#### Problem:
Copy nothing but the text: reproduce each line of the listing exactly and leave the pictures out.

#### Records to process:
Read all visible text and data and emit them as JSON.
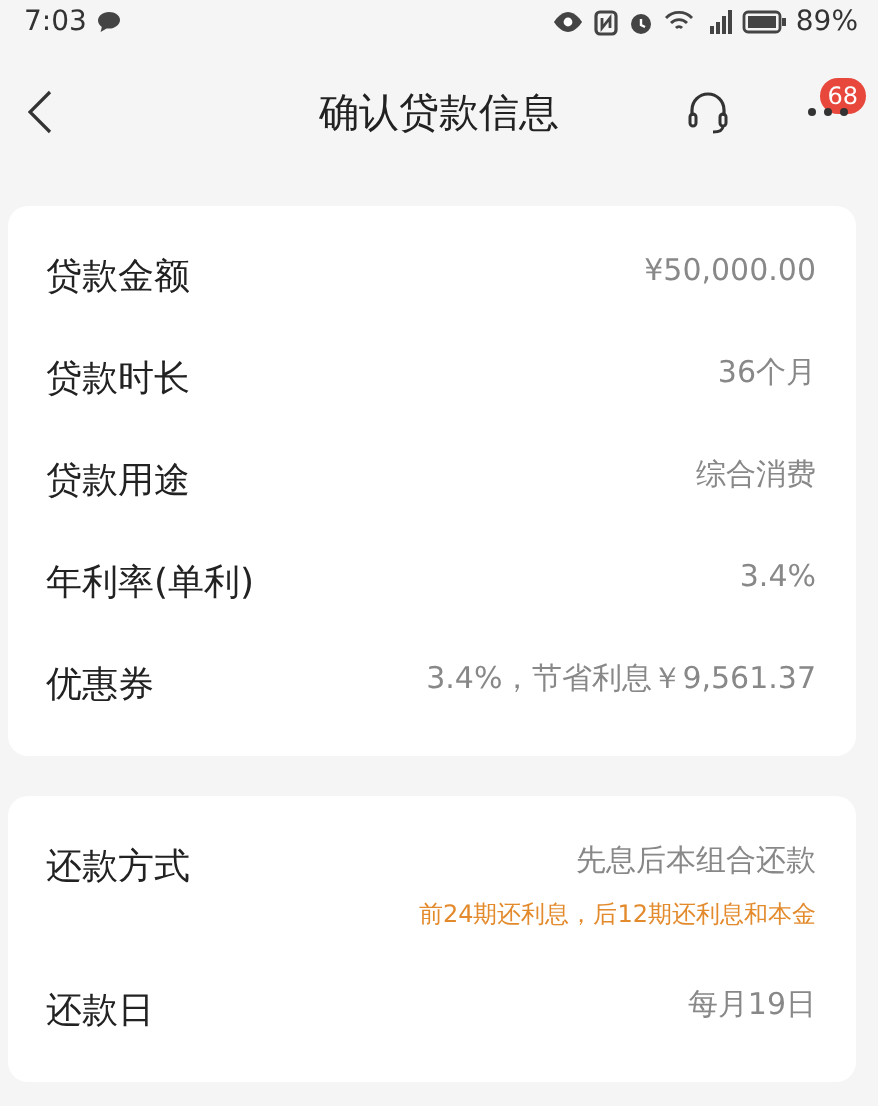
{
  "status_bar": {
    "time": "7:03",
    "battery": "89%"
  },
  "nav": {
    "title": "确认贷款信息",
    "badge": "68"
  },
  "cards": [
    {
      "rows": [
        {
          "label": "贷款金额",
          "value": "¥50,000.00"
        },
        {
          "label": "贷款时长",
          "value": "36个月"
        },
        {
          "label": "贷款用途",
          "value": "综合消费"
        },
        {
          "label": "年利率(单利)",
          "value": "3.4%"
        },
        {
          "label": "优惠券",
          "value": "3.4%，节省利息￥9,561.37"
        }
      ]
    },
    {
      "rows": [
        {
          "label": "还款方式",
          "value": "先息后本组合还款",
          "note": "前24期还利息，后12期还利息和本金"
        },
        {
          "label": "还款日",
          "value": "每月19日"
        }
      ]
    }
  ]
}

#### Task response:
Read all visible text and data and emit them as JSON.
{
  "status_bar": {
    "time": "7:03",
    "battery": "89%"
  },
  "nav": {
    "title": "确认贷款信息",
    "badge": "68"
  },
  "cards": [
    {
      "rows": [
        {
          "label": "贷款金额",
          "value": "¥50,000.00"
        },
        {
          "label": "贷款时长",
          "value": "36个月"
        },
        {
          "label": "贷款用途",
          "value": "综合消费"
        },
        {
          "label": "年利率(单利)",
          "value": "3.4%"
        },
        {
          "label": "优惠券",
          "value": "3.4%，节省利息￥9,561.37"
        }
      ]
    },
    {
      "rows": [
        {
          "label": "还款方式",
          "value": "先息后本组合还款",
          "note": "前24期还利息，后12期还利息和本金"
        },
        {
          "label": "还款日",
          "value": "每月19日"
        }
      ]
    }
  ]
}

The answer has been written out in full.